### Exercise details
Which lines of the records contain "this"? Collect every one of them.

### Provided information
-=-=-
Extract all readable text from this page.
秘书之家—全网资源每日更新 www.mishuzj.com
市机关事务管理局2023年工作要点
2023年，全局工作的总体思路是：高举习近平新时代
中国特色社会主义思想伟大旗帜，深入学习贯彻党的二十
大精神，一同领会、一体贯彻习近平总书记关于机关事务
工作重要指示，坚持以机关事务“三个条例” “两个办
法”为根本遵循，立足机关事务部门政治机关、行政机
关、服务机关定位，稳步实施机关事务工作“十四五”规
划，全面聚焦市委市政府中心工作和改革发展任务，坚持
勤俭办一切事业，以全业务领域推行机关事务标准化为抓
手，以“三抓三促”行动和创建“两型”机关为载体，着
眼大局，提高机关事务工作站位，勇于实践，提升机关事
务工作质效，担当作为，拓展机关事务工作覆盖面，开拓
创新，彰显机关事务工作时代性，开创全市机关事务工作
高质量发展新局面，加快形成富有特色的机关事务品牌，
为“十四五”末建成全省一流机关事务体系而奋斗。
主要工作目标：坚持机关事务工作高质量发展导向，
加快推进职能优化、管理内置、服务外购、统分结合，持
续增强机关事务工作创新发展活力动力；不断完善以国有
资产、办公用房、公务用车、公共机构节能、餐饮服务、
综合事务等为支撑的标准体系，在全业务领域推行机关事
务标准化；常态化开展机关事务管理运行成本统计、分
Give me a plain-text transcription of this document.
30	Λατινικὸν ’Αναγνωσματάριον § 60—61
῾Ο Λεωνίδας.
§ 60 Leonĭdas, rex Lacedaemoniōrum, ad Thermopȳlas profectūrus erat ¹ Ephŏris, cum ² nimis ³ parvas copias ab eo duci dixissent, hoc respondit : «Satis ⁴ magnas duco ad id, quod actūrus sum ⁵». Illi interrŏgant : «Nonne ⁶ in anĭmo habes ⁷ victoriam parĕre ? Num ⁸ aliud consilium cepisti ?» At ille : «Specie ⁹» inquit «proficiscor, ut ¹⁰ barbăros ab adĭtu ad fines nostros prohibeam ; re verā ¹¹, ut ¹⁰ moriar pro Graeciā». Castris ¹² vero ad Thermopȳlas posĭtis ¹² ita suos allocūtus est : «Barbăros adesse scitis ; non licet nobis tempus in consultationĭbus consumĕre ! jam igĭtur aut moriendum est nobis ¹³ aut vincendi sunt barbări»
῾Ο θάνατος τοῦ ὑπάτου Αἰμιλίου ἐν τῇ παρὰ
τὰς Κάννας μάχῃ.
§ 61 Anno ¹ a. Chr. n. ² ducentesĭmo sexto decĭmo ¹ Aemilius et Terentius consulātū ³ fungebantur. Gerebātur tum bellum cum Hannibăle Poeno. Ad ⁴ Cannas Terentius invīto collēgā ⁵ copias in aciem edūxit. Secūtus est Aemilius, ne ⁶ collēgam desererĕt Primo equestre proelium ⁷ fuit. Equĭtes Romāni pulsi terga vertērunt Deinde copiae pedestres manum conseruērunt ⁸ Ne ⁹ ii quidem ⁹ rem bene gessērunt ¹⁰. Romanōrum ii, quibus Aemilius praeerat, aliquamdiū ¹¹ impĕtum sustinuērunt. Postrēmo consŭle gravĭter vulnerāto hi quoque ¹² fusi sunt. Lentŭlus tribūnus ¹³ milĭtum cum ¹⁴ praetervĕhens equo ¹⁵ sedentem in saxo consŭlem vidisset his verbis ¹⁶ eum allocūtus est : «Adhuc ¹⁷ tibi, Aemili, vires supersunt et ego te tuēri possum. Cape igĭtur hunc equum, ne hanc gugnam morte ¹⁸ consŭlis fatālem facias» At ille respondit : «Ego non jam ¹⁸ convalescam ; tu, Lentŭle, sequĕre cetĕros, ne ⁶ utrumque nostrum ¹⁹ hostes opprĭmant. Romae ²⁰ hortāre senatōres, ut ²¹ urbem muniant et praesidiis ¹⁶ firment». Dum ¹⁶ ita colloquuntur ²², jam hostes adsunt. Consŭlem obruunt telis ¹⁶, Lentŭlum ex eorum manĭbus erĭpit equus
-=-=-
### Solved exercise
Extract all readable text from this page.
Give me a plain-text transcription of this document.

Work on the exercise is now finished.